== Task details ==
All of the material below is to be returned exactly.

== Records for this task ==
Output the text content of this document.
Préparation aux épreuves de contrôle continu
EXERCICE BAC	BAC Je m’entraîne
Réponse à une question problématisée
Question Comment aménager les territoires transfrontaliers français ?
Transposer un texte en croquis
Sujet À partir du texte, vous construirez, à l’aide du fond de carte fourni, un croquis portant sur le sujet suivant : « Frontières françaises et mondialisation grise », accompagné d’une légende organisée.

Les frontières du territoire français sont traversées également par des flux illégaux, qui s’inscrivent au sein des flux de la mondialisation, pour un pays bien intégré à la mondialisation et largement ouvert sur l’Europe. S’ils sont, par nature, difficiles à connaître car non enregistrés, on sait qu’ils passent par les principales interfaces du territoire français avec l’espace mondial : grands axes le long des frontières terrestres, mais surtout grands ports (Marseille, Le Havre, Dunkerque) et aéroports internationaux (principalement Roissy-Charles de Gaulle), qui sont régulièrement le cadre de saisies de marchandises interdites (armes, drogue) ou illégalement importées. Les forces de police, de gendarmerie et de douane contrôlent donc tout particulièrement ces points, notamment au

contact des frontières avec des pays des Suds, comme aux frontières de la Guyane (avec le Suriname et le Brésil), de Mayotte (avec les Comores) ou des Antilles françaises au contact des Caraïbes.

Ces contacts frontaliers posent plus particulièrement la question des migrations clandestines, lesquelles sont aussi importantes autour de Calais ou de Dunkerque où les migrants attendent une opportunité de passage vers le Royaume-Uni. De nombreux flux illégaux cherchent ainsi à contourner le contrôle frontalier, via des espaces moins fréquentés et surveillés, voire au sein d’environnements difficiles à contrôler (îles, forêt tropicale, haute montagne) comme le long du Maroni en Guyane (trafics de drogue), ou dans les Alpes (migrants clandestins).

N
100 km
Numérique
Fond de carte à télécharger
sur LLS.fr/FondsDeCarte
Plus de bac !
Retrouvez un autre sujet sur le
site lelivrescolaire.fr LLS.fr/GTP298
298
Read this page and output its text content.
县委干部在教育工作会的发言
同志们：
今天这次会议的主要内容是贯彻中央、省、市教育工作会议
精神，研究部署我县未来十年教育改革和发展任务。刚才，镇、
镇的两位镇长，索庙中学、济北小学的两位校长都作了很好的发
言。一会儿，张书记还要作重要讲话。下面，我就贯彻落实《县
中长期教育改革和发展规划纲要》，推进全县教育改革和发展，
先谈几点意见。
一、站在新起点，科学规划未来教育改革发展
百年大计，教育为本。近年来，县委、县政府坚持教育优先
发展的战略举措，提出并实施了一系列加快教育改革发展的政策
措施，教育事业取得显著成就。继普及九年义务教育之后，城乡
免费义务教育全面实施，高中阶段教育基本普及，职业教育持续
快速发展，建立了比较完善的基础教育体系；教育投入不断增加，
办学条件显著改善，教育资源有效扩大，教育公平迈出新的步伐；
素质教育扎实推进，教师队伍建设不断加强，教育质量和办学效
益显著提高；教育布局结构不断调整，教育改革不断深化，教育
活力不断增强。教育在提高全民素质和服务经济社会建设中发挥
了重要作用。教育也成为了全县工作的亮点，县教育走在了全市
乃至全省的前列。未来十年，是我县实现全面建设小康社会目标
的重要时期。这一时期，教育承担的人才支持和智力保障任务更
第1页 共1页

== Response to the exercise ==
Output the text content of this document.
Préparation aux épreuves de contrôle continu
EXERCICE BAC	BAC Je m’entraîne
Réponse à une question problématisée
Question Comment aménager les territoires transfrontaliers français ?
Transposer un texte en croquis
Sujet À partir du texte, vous construirez, à l’aide du fond de carte fourni, un croquis portant sur le sujet suivant : « Frontières françaises et mondialisation grise », accompagné d’une légende organisée.

Les frontières du territoire français sont traversées également par des flux illégaux, qui s’inscrivent au sein des flux de la mondialisation, pour un pays bien intégré à la mondialisation et largement ouvert sur l’Europe. S’ils sont, par nature, difficiles à connaître car non enregistrés, on sait qu’ils passent par les principales interfaces du territoire français avec l’espace mondial : grands axes le long des frontières terrestres, mais surtout grands ports (Marseille, Le Havre, Dunkerque) et aéroports internationaux (principalement Roissy-Charles de Gaulle), qui sont régulièrement le cadre de saisies de marchandises interdites (armes, drogue) ou illégalement importées. Les forces de police, de gendarmerie et de douane contrôlent donc tout particulièrement ces points, notamment au

contact des frontières avec des pays des Suds, comme aux frontières de la Guyane (avec le Suriname et le Brésil), de Mayotte (avec les Comores) ou des Antilles françaises au contact des Caraïbes.

Ces contacts frontaliers posent plus particulièrement la question des migrations clandestines, lesquelles sont aussi importantes autour de Calais ou de Dunkerque où les migrants attendent une opportunité de passage vers le Royaume-Uni. De nombreux flux illégaux cherchent ainsi à contourner le contrôle frontalier, via des espaces moins fréquentés et surveillés, voire au sein d’environnements difficiles à contrôler (îles, forêt tropicale, haute montagne) comme le long du Maroni en Guyane (trafics de drogue), ou dans les Alpes (migrants clandestins).

N
100 km
Numérique
Fond de carte à télécharger
sur LLS.fr/FondsDeCarte
Plus de bac !
Retrouvez un autre sujet sur le
site lelivrescolaire.fr LLS.fr/GTP298
298
Read this page and output its text content.
县委干部在教育工作会的发言
同志们：
今天这次会议的主要内容是贯彻中央、省、市教育工作会议
精神，研究部署我县未来十年教育改革和发展任务。刚才，镇、
镇的两位镇长，索庙中学、济北小学的两位校长都作了很好的发
言。一会儿，张书记还要作重要讲话。下面，我就贯彻落实《县
中长期教育改革和发展规划纲要》，推进全县教育改革和发展，
先谈几点意见。
一、站在新起点，科学规划未来教育改革发展
百年大计，教育为本。近年来，县委、县政府坚持教育优先
发展的战略举措，提出并实施了一系列加快教育改革发展的政策
措施，教育事业取得显著成就。继普及九年义务教育之后，城乡
免费义务教育全面实施，高中阶段教育基本普及，职业教育持续
快速发展，建立了比较完善的基础教育体系；教育投入不断增加，
办学条件显著改善，教育资源有效扩大，教育公平迈出新的步伐；
素质教育扎实推进，教师队伍建设不断加强，教育质量和办学效
益显著提高；教育布局结构不断调整，教育改革不断深化，教育
活力不断增强。教育在提高全民素质和服务经济社会建设中发挥
了重要作用。教育也成为了全县工作的亮点，县教育走在了全市
乃至全省的前列。未来十年，是我县实现全面建设小康社会目标
的重要时期。这一时期，教育承担的人才支持和智力保障任务更
第1页 共1页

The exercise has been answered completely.